- _The problem_
Write out every item below without changing a single character.

- _Data drawn from a collection_
— begin —
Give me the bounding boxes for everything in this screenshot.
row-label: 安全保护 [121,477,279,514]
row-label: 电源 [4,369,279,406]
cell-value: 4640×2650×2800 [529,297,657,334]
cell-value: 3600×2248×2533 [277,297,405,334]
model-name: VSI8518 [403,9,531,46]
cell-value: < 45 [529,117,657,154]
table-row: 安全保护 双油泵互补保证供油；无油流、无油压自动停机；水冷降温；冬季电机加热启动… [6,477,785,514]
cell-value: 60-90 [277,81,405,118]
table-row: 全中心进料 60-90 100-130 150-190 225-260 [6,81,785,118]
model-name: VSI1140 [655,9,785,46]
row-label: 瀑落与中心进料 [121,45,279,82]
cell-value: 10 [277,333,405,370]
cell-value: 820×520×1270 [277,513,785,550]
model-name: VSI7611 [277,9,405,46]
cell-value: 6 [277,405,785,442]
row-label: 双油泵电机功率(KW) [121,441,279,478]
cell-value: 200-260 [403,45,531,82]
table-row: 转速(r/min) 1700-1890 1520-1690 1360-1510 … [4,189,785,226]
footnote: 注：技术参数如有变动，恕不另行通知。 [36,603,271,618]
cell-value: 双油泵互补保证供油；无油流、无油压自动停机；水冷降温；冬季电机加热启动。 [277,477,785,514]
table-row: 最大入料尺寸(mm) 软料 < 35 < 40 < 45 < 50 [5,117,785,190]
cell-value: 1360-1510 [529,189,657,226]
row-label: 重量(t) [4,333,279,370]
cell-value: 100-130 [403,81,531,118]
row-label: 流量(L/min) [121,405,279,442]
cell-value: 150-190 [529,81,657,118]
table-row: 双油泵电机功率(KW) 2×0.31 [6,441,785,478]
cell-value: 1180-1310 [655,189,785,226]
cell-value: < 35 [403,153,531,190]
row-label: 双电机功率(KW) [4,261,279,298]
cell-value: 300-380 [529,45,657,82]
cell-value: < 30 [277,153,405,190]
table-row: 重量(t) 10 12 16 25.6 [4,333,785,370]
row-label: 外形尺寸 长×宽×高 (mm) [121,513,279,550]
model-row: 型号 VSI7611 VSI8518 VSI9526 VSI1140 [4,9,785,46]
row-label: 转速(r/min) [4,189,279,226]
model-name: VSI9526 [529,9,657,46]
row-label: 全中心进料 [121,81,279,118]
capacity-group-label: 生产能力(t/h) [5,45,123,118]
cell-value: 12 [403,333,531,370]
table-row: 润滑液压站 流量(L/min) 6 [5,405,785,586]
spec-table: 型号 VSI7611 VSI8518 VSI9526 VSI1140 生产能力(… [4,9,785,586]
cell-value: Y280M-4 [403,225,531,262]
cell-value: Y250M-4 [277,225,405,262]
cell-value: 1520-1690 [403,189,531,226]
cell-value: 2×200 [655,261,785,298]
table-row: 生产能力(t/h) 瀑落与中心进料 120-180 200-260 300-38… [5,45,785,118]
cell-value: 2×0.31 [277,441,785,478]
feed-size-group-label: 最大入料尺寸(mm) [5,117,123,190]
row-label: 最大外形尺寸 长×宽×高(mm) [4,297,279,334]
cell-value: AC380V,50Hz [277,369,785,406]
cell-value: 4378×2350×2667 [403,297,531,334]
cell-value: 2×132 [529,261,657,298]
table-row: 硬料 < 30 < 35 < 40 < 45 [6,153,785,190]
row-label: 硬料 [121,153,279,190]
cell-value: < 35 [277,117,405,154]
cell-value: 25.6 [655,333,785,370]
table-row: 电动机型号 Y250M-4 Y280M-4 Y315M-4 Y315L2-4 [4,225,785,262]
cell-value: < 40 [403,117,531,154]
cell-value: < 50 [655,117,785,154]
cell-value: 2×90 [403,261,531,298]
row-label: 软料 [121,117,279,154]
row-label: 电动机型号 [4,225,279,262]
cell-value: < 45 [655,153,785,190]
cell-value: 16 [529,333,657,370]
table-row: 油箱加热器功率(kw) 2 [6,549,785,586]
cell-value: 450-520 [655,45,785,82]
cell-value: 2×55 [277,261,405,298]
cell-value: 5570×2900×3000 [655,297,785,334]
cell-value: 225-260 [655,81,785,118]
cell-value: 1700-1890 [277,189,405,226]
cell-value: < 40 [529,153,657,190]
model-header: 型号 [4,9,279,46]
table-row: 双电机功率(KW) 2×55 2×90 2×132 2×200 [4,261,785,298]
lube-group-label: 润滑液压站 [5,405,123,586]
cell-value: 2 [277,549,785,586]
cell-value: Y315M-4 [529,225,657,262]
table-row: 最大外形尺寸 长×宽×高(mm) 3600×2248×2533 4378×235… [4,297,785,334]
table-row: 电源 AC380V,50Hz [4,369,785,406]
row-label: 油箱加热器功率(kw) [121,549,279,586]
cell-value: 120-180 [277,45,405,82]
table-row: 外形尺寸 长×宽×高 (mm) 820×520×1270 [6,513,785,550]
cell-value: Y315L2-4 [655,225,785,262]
— end —
- _The completed task_
Give me the bounding boxes for everything in this screenshot.
row-label: 安全保护 [121,477,279,514]
row-label: 电源 [4,369,279,406]
cell-value: 4640×2650×2800 [529,297,657,334]
cell-value: 3600×2248×2533 [277,297,405,334]
model-name: VSI8518 [403,9,531,46]
cell-value: < 45 [529,117,657,154]
table-row: 安全保护 双油泵互补保证供油；无油流、无油压自动停机；水冷降温；冬季电机加热启动… [6,477,785,514]
cell-value: 60-90 [277,81,405,118]
table-row: 全中心进料 60-90 100-130 150-190 225-260 [6,81,785,118]
model-name: VSI1140 [655,9,785,46]
row-label: 瀑落与中心进料 [121,45,279,82]
cell-value: 10 [277,333,405,370]
cell-value: 820×520×1270 [277,513,785,550]
model-name: VSI7611 [277,9,405,46]
cell-value: 6 [277,405,785,442]
row-label: 双油泵电机功率(KW) [121,441,279,478]
cell-value: 200-260 [403,45,531,82]
table-row: 转速(r/min) 1700-1890 1520-1690 1360-1510 … [4,189,785,226]
footnote: 注：技术参数如有变动，恕不另行通知。 [36,603,271,618]
cell-value: 双油泵互补保证供油；无油流、无油压自动停机；水冷降温；冬季电机加热启动。 [277,477,785,514]
table-row: 最大入料尺寸(mm) 软料 < 35 < 40 < 45 < 50 [5,117,785,190]
cell-value: 1360-1510 [529,189,657,226]
row-label: 重量(t) [4,333,279,370]
cell-value: 100-130 [403,81,531,118]
row-label: 流量(L/min) [121,405,279,442]
cell-value: 150-190 [529,81,657,118]
table-row: 双油泵电机功率(KW) 2×0.31 [6,441,785,478]
cell-value: 1180-1310 [655,189,785,226]
cell-value: < 35 [403,153,531,190]
row-label: 双电机功率(KW) [4,261,279,298]
cell-value: 300-380 [529,45,657,82]
cell-value: < 30 [277,153,405,190]
table-row: 重量(t) 10 12 16 25.6 [4,333,785,370]
row-label: 外形尺寸 长×宽×高 (mm) [121,513,279,550]
model-row: 型号 VSI7611 VSI8518 VSI9526 VSI1140 [4,9,785,46]
row-label: 转速(r/min) [4,189,279,226]
model-name: VSI9526 [529,9,657,46]
row-label: 全中心进料 [121,81,279,118]
capacity-group-label: 生产能力(t/h) [5,45,123,118]
cell-value: 12 [403,333,531,370]
table-row: 润滑液压站 流量(L/min) 6 [5,405,785,586]
spec-table: 型号 VSI7611 VSI8518 VSI9526 VSI1140 生产能力(… [4,9,785,586]
cell-value: Y280M-4 [403,225,531,262]
cell-value: Y250M-4 [277,225,405,262]
cell-value: 1520-1690 [403,189,531,226]
cell-value: 2×200 [655,261,785,298]
table-row: 生产能力(t/h) 瀑落与中心进料 120-180 200-260 300-38… [5,45,785,118]
cell-value: 2×0.31 [277,441,785,478]
feed-size-group-label: 最大入料尺寸(mm) [5,117,123,190]
row-label: 最大外形尺寸 长×宽×高(mm) [4,297,279,334]
cell-value: AC380V,50Hz [277,369,785,406]
cell-value: 4378×2350×2667 [403,297,531,334]
cell-value: 2×132 [529,261,657,298]
table-row: 硬料 < 30 < 35 < 40 < 45 [6,153,785,190]
row-label: 硬料 [121,153,279,190]
cell-value: < 35 [277,117,405,154]
cell-value: 25.6 [655,333,785,370]
table-row: 电动机型号 Y250M-4 Y280M-4 Y315M-4 Y315L2-4 [4,225,785,262]
cell-value: < 40 [403,117,531,154]
cell-value: < 50 [655,117,785,154]
cell-value: 2×90 [403,261,531,298]
row-label: 软料 [121,117,279,154]
row-label: 电动机型号 [4,225,279,262]
cell-value: < 45 [655,153,785,190]
cell-value: 16 [529,333,657,370]
table-row: 油箱加热器功率(kw) 2 [6,549,785,586]
cell-value: 450-520 [655,45,785,82]
cell-value: 2×55 [277,261,405,298]
cell-value: 5570×2900×3000 [655,297,785,334]
cell-value: 225-260 [655,81,785,118]
cell-value: 1700-1890 [277,189,405,226]
cell-value: < 40 [529,153,657,190]
model-header: 型号 [4,9,279,46]
table-row: 双电机功率(KW) 2×55 2×90 2×132 2×200 [4,261,785,298]
lube-group-label: 润滑液压站 [5,405,123,586]
cell-value: 2 [277,549,785,586]
cell-value: Y315M-4 [529,225,657,262]
table-row: 最大外形尺寸 长×宽×高(mm) 3600×2248×2533 4378×235… [4,297,785,334]
table-row: 电源 AC380V,50Hz [4,369,785,406]
row-label: 油箱加热器功率(kw) [121,549,279,586]
cell-value: 120-180 [277,45,405,82]
table-row: 外形尺寸 长×宽×高 (mm) 820×520×1270 [6,513,785,550]
cell-value: Y315L2-4 [655,225,785,262]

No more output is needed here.